▶ _TO BE DONE_: Tally up how many lines in the listing below contain the string "Port", and give only the total.

(Dataset excerpts)
--

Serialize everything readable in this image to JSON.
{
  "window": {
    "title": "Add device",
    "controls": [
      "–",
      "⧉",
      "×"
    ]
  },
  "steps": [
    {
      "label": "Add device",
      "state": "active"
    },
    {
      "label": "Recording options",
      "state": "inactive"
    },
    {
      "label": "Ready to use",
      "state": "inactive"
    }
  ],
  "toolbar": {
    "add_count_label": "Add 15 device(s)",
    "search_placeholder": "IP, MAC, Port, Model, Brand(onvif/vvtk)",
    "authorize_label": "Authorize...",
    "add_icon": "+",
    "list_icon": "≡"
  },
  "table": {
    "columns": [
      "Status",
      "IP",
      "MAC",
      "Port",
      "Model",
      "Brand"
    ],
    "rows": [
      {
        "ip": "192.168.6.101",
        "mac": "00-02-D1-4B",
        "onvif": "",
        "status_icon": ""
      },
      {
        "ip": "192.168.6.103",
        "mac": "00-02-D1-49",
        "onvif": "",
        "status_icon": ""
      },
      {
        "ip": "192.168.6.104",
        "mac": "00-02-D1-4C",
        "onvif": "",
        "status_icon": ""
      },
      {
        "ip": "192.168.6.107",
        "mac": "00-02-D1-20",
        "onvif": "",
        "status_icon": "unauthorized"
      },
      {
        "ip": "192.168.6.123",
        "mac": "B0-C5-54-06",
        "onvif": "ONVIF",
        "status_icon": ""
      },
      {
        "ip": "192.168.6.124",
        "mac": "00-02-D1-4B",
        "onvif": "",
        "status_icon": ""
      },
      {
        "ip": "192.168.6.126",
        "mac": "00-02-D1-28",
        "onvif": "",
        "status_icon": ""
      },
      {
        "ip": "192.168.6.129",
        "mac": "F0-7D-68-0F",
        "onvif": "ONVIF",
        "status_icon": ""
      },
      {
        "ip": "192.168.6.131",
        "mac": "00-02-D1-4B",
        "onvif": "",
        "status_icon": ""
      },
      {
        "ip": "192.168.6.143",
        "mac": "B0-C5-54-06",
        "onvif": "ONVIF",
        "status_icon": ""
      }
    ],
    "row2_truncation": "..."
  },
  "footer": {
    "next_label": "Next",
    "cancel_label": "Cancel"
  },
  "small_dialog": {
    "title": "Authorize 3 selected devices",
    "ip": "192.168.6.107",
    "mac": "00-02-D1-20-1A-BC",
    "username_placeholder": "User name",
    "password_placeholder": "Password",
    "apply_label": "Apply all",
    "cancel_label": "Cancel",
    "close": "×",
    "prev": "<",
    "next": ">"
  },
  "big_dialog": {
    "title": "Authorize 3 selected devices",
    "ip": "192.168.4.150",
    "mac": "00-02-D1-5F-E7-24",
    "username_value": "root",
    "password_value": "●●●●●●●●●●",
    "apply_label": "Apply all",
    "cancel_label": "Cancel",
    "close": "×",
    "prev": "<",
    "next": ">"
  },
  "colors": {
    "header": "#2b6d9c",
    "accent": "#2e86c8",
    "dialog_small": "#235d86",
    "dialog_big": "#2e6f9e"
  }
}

--

▶ _ANSWER FOR THIS EXERCISE_: 2